* EXTRACTED ENTRIES
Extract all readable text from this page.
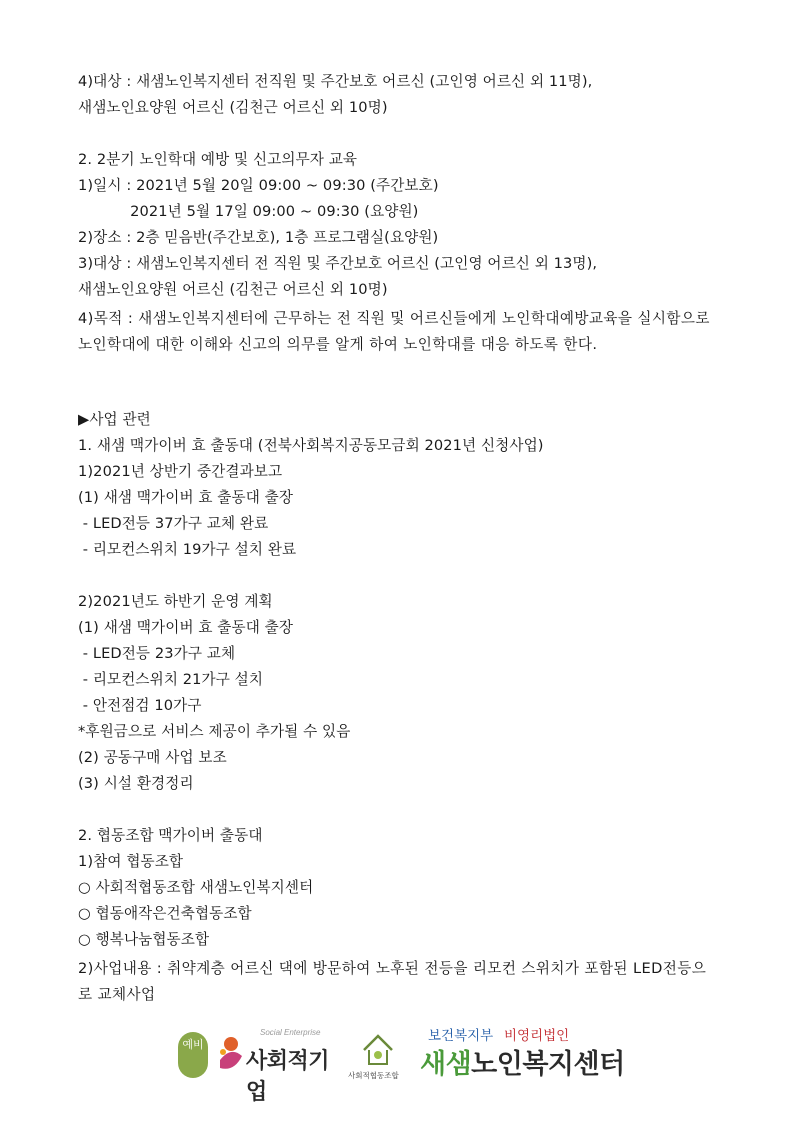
4)대상 : 새샘노인복지센터 전직원 및 주간보호 어르신 (고인영 어르신 외 11명),
새샘노인요양원 어르신 (김천근 어르신 외 10명)
2. 2분기 노인학대 예방 및 신고의무자 교육
1)일시 : 2021년 5월 20일 09:00 ~ 09:30 (주간보호)
2021년 5월 17일 09:00 ~ 09:30 (요양원)
2)장소 : 2층 믿음반(주간보호), 1층 프로그램실(요양원)
3)대상 : 새샘노인복지센터 전 직원 및 주간보호 어르신 (고인영 어르신 외 13명),
새샘노인요양원 어르신 (김천근 어르신 외 10명)
4)목적 : 새샘노인복지센터에 근무하는 전 직원 및 어르신들에게 노인학대예방교육을 실시함으로 노인학대에 대한 이해와 신고의 의무를 알게 하여 노인학대를 대응 하도록 한다.
▶사업 관련
1. 새샘 맥가이버 효 출동대 (전북사회복지공동모금회 2021년 신청사업)
1)2021년 상반기 중간결과보고
(1) 새샘 맥가이버 효 출동대 출장
- LED전등 37가구 교체 완료
- 리모컨스위치 19가구 설치 완료
2)2021년도 하반기 운영 계획
(1) 새샘 맥가이버 효 출동대 출장
- LED전등 23가구 교체
- 리모컨스위치 21가구 설치
- 안전점검 10가구
*후원금으로 서비스 제공이 추가될 수 있음
(2) 공동구매 사업 보조
(3) 시설 환경정리
2. 협동조합 맥가이버 출동대
1)참여 협동조합
○ 사회적협동조합 새샘노인복지센터
○ 협동애작은건축협동조합
○ 행복나눔협동조합
2)사업내용 : 취약계층 어르신 댁에 방문하여 노후된 전등을 리모컨 스위치가 포함된 LED전등으로 교체사업
예비
Social Enterprise
사회적기업
사회적협동조합
보건복지부 비영리법인
새샘노인복지센터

* WHAT IS EXPECTED
Every record above should be written out again without change, except that the pictures are left out.

* TASK RESULT
Extract all readable text from this page.
4)대상 : 새샘노인복지센터 전직원 및 주간보호 어르신 (고인영 어르신 외 11명),
새샘노인요양원 어르신 (김천근 어르신 외 10명)
2. 2분기 노인학대 예방 및 신고의무자 교육
1)일시 : 2021년 5월 20일 09:00 ~ 09:30 (주간보호)
2021년 5월 17일 09:00 ~ 09:30 (요양원)
2)장소 : 2층 믿음반(주간보호), 1층 프로그램실(요양원)
3)대상 : 새샘노인복지센터 전 직원 및 주간보호 어르신 (고인영 어르신 외 13명),
새샘노인요양원 어르신 (김천근 어르신 외 10명)
4)목적 : 새샘노인복지센터에 근무하는 전 직원 및 어르신들에게 노인학대예방교육을 실시함으로 노인학대에 대한 이해와 신고의 의무를 알게 하여 노인학대를 대응 하도록 한다.
▶사업 관련
1. 새샘 맥가이버 효 출동대 (전북사회복지공동모금회 2021년 신청사업)
1)2021년 상반기 중간결과보고
(1) 새샘 맥가이버 효 출동대 출장
- LED전등 37가구 교체 완료
- 리모컨스위치 19가구 설치 완료
2)2021년도 하반기 운영 계획
(1) 새샘 맥가이버 효 출동대 출장
- LED전등 23가구 교체
- 리모컨스위치 21가구 설치
- 안전점검 10가구
*후원금으로 서비스 제공이 추가될 수 있음
(2) 공동구매 사업 보조
(3) 시설 환경정리
2. 협동조합 맥가이버 출동대
1)참여 협동조합
○ 사회적협동조합 새샘노인복지센터
○ 협동애작은건축협동조합
○ 행복나눔협동조합
2)사업내용 : 취약계층 어르신 댁에 방문하여 노후된 전등을 리모컨 스위치가 포함된 LED전등으로 교체사업
예비
Social Enterprise
사회적기업
사회적협동조합
보건복지부 비영리법인
새샘노인복지센터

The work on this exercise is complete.